Problem - Identify the lines in the data below that contain "объектов" and give only how many there are.

Data entries
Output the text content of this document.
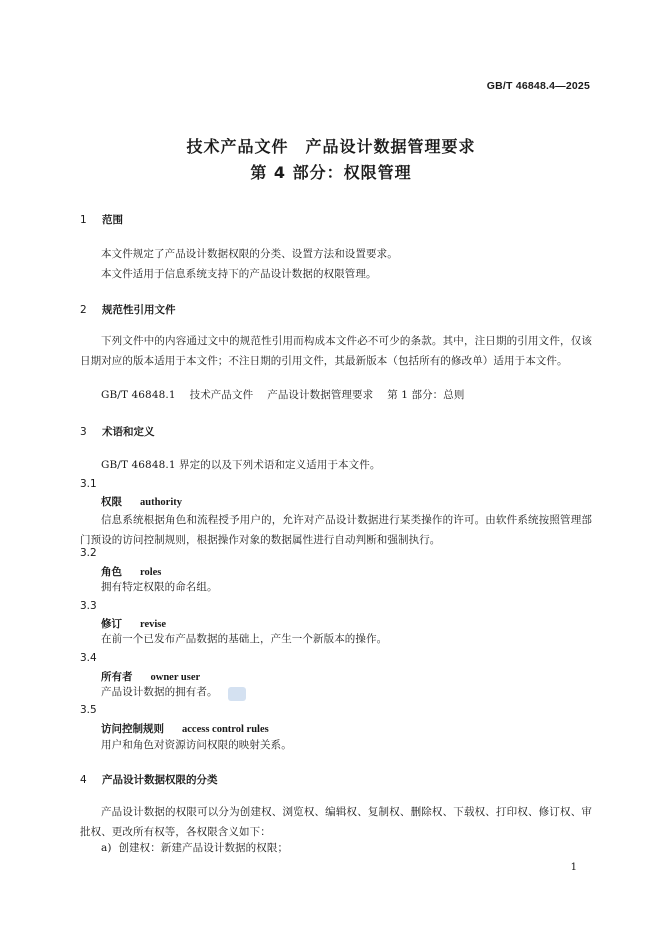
GB/T 46848.4—2025
技术产品文件　产品设计数据管理要求
第 4 部分：权限管理
1 范围
本文件规定了产品设计数据权限的分类、设置方法和设置要求。
本文件适用于信息系统支持下的产品设计数据的权限管理。
2 规范性引用文件
下列文件中的内容通过文中的规范性引用而构成本文件必不可少的条款。其中，注日期的引用文件，仅该日期对应的版本适用于本文件；不注日期的引用文件，其最新版本（包括所有的修改单）适用于本文件。
GB/T 46848.1 技术产品文件 产品设计数据管理要求 第 1 部分：总则
3 术语和定义
GB/T 46848.1 界定的以及下列术语和定义适用于本文件。
3.1
权限 authority
信息系统根据角色和流程授予用户的，允许对产品设计数据进行某类操作的许可。由软件系统按照管理部门预设的访问控制规则，根据操作对象的数据属性进行自动判断和强制执行。
3.2
角色 roles
拥有特定权限的命名组。
3.3
修订 revise
在前一个已发布产品数据的基础上，产生一个新版本的操作。
3.4
所有者 owner user
产品设计数据的拥有者。
3.5
访问控制规则 access control rules
用户和角色对资源访问权限的映射关系。
4 产品设计数据权限的分类
产品设计数据的权限可以分为创建权、浏览权、编辑权、复制权、删除权、下载权、打印权、修订权、审批权、更改所有权等，各权限含义如下：
a) 创建权：新建产品设计数据的权限；
1
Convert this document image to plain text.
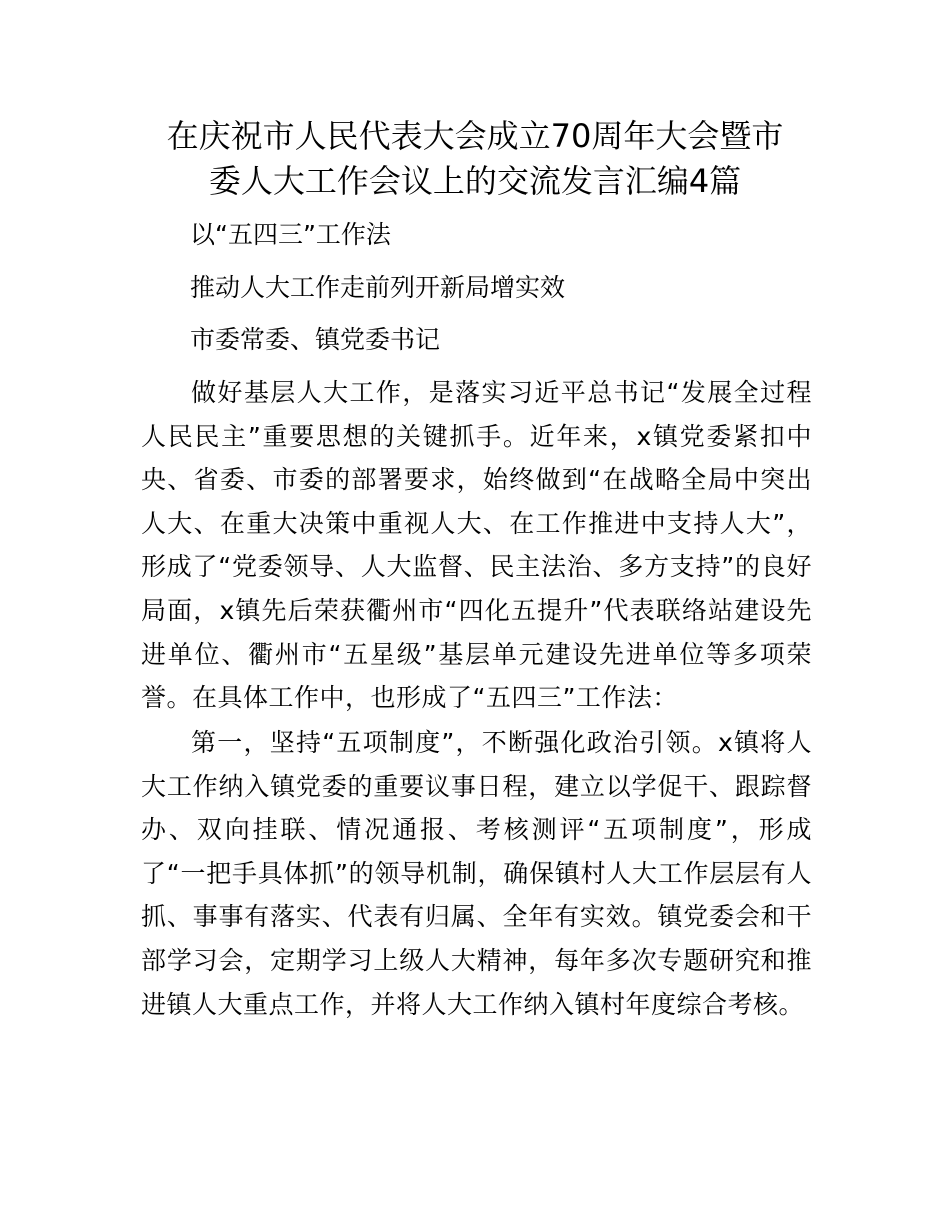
在庆祝市人民代表大会成立70周年大会暨市
委人大工作会议上的交流发言汇编4篇

以“五四三”工作法

推动人大工作走前列开新局增实效

市委常委、镇党委书记

做好基层人大工作，是落实习近平总书记“发展全过程人民民主”重要思想的关键抓手。近年来，x镇党委紧扣中央、省委、市委的部署要求，始终做到“在战略全局中突出人大、在重大决策中重视人大、在工作推进中支持人大”，形成了“党委领导、人大监督、民主法治、多方支持”的良好局面，x镇先后荣获衢州市“四化五提升”代表联络站建设先进单位、衢州市“五星级”基层单元建设先进单位等多项荣誉。在具体工作中，也形成了“五四三”工作法：

第一，坚持“五项制度”，不断强化政治引领。x镇将人大工作纳入镇党委的重要议事日程，建立以学促干、跟踪督办、双向挂联、情况通报、考核测评“五项制度”，形成了“一把手具体抓”的领导机制，确保镇村人大工作层层有人抓、事事有落实、代表有归属、全年有实效。镇党委会和干部学习会，定期学习上级人大精神，每年多次专题研究和推进镇人大重点工作，并将人大工作纳入镇村年度综合考核。
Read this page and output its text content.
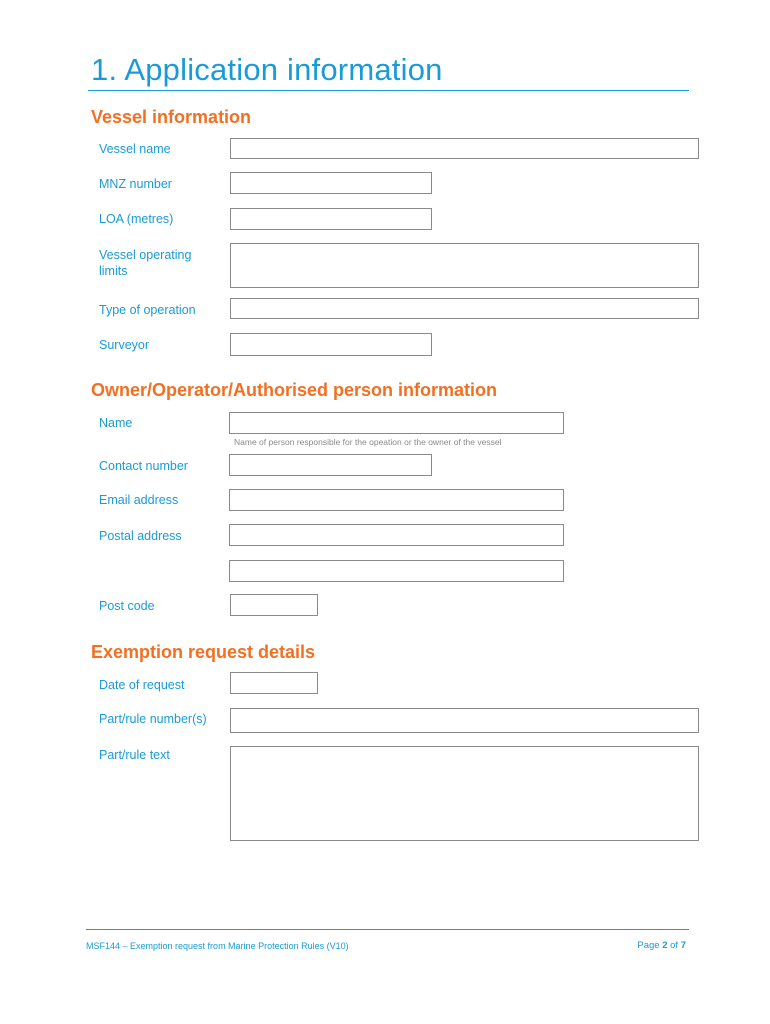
1. Application information
Vessel information
Vessel name
MNZ number
LOA (metres)
Vessel operating
limits
Type of operation
Surveyor
Owner/Operator/Authorised person information
Name
Name of person responsible for the opeation or the owner of the vessel
Contact number
Email address
Postal address
Post code
Exemption request details
Date of request
Part/rule number(s)
Part/rule text
MSF144 – Exemption request from Marine Protection Rules (V10)	Page 2 of 7
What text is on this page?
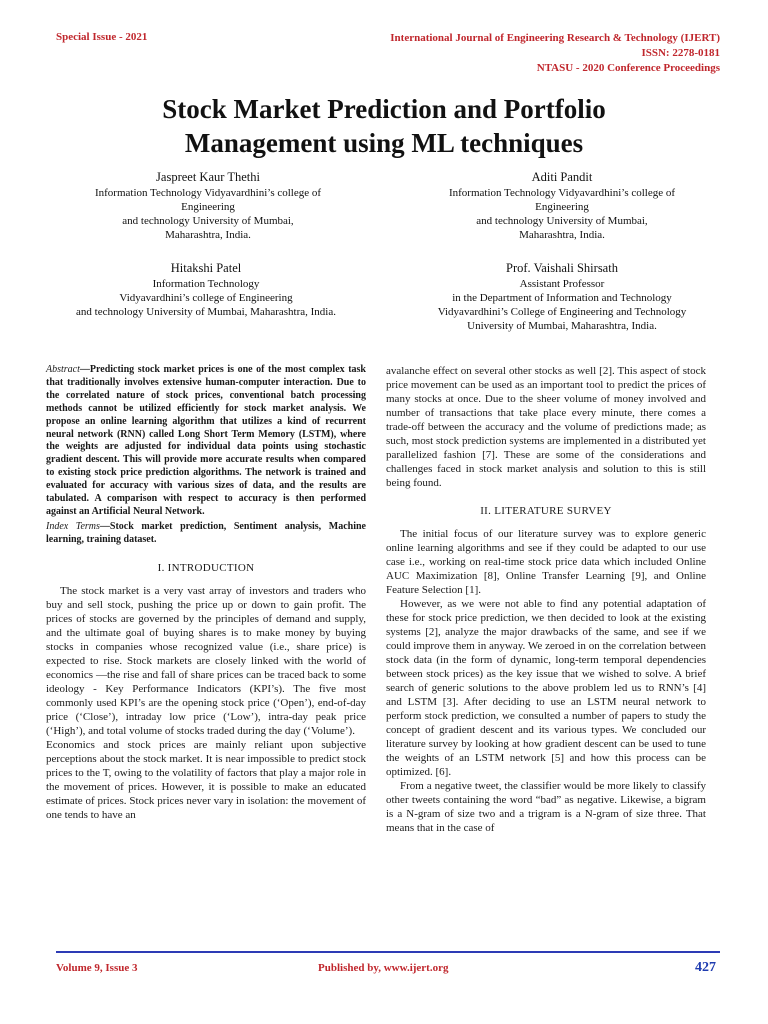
Special Issue - 2021	International Journal of Engineering Research & Technology (IJERT)
ISSN: 2278-0181
NTASU - 2020 Conference Proceedings
Stock Market Prediction and Portfolio
Management using ML techniques
Jaspreet Kaur Thethi
Information Technology Vidyavardhini’s college of
Engineering
and technology University of Mumbai,
Maharashtra, India.
Aditi Pandit
Information Technology Vidyavardhini’s college of
Engineering
and technology University of Mumbai,
Maharashtra, India.
Hitakshi Patel
Information Technology
Vidyavardhini’s college of Engineering
and technology University of Mumbai, Maharashtra, India.
Prof. Vaishali Shirsath
Assistant Professor
in the Department of Information and Technology
Vidyavardhini’s College of Engineering and Technology
University of Mumbai, Maharashtra, India.
Abstract—Predicting stock market prices is one of the most complex task that traditionally involves extensive human-computer interaction. Due to the correlated nature of stock prices, conventional batch processing methods cannot be utilized efficiently for stock market analysis. We propose an online learning algorithm that utilizes a kind of recurrent neural network (RNN) called Long Short Term Memory (LSTM), where the weights are adjusted for individual data points using stochastic gradient descent. This will provide more accurate results when compared to existing stock price prediction algorithms. The network is trained and evaluated for accuracy with various sizes of data, and the results are tabulated. A comparison with respect to accuracy is then performed against an Artificial Neural Network.
Index Terms—Stock market prediction, Sentiment analysis, Machine learning, training dataset.
I. INTRODUCTION

The stock market is a very vast array of investors and traders who buy and sell stock, pushing the price up or down to gain profit. The prices of stocks are governed by the principles of demand and supply, and the ultimate goal of buying shares is to make money by buying stocks in companies whose recognized value (i.e., share price) is expected to rise. Stock markets are closely linked with the world of economics —the rise and fall of share prices can be traced back to some ideology - Key Performance Indicators (KPI’s). The five most commonly used KPI’s are the opening stock price (‘Open’), end-of-day price (‘Close’), intraday low price (‘Low’), intra-day peak price (‘High’), and total volume of stocks traded during the day (‘Volume’).

Economics and stock prices are mainly reliant upon subjective perceptions about the stock market. It is near impossible to predict stock prices to the T, owing to the volatility of factors that play a major role in the movement of prices. However, it is possible to make an educated estimate of prices. Stock prices never vary in isolation: the movement of one tends to have an

avalanche effect on several other stocks as well [2]. This aspect of stock price movement can be used as an important tool to predict the prices of many stocks at once. Due to the sheer volume of money involved and number of transactions that take place every minute, there comes a trade-off between the accuracy and the volume of predictions made; as such, most stock prediction systems are implemented in a distributed yet parallelized fashion [7]. These are some of the considerations and challenges faced in stock market analysis and solution to this is still being found.

II. LITERATURE SURVEY

The initial focus of our literature survey was to explore generic online learning algorithms and see if they could be adapted to our use case i.e., working on real-time stock price data which included Online AUC Maximization [8], Online Transfer Learning [9], and Online Feature Selection [1].

However, as we were not able to find any potential adaptation of these for stock price prediction, we then decided to look at the existing systems [2], analyze the major drawbacks of the same, and see if we could improve them in anyway. We zeroed in on the correlation between stock data (in the form of dynamic, long-term temporal dependencies between stock prices) as the key issue that we wished to solve. A brief search of generic solutions to the above problem led us to RNN’s [4] and LSTM [3]. After deciding to use an LSTM neural network to perform stock prediction, we consulted a number of papers to study the concept of gradient descent and its various types. We concluded our literature survey by looking at how gradient descent can be used to tune the weights of an LSTM network [5] and how this process can be optimized. [6].

From a negative tweet, the classifier would be more likely to classify other tweets containing the word “bad” as negative. Likewise, a bigram is a N-gram of size two and a trigram is a N-gram of size three. That means that in the case of

Volume 9, Issue 3	Published by, www.ijert.org	427
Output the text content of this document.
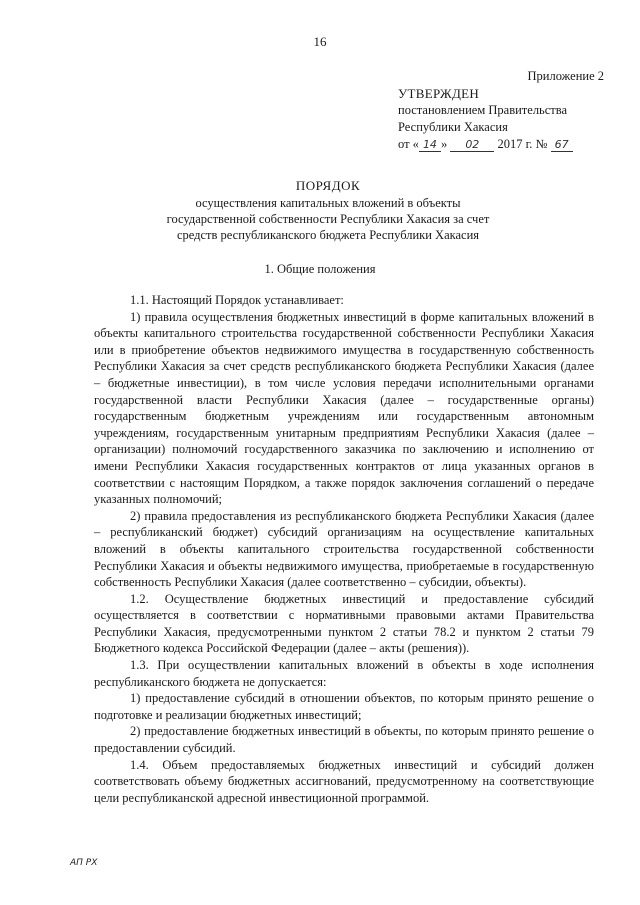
16
Приложение 2
УТВЕРЖДЕН
постановлением Правительства
Республики Хакасия
от « 14 » 02 2017 г. № 67
ПОРЯДОК
осуществления капитальных вложений в объекты
государственной собственности Республики Хакасия за счет
средств республиканского бюджета Республики Хакасия
1. Общие положения

1.1. Настоящий Порядок устанавливает:

1) правила осуществления бюджетных инвестиций в форме капитальных вложений в объекты капитального строительства государственной собственности Республики Хакасия или в приобретение объектов недвижимого имущества в государственную собственность Республики Хакасия за счет средств республиканского бюджета Республики Хакасия (далее – бюджетные инвестиции), в том числе условия передачи исполнительными органами государственной власти Республики Хакасия (далее – государственные органы) государственным бюджетным учреждениям или государственным автономным учреждениям, государственным унитарным предприятиям Республики Хакасия (далее – организации) полномочий государственного заказчика по заключению и исполнению от имени Республики Хакасия государственных контрактов от лица указанных органов в соответствии с настоящим Порядком, а также порядок заключения соглашений о передаче указанных полномочий;

2) правила предоставления из республиканского бюджета Республики Хакасия (далее – республиканский бюджет) субсидий организациям на осуществление капитальных вложений в объекты капитального строительства государственной собственности Республики Хакасия и объекты недвижимого имущества, приобретаемые в государственную собственность Республики Хакасия (далее соответственно – субсидии, объекты).

1.2. Осуществление бюджетных инвестиций и предоставление субсидий осуществляется в соответствии с нормативными правовыми актами Правительства Республики Хакасия, предусмотренными пунктом 2 статьи 78.2 и пунктом 2 статьи 79 Бюджетного кодекса Российской Федерации (далее – акты (решения)).

1.3. При осуществлении капитальных вложений в объекты в ходе исполнения республиканского бюджета не допускается:

1) предоставление субсидий в отношении объектов, по которым принято решение о подготовке и реализации бюджетных инвестиций;

2) предоставление бюджетных инвестиций в объекты, по которым принято решение о предоставлении субсидий.

1.4. Объем предоставляемых бюджетных инвестиций и субсидий должен соответствовать объему бюджетных ассигнований, предусмотренному на соответствующие цели республиканской адресной инвестиционной программой.

АП РХ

Answer below - 2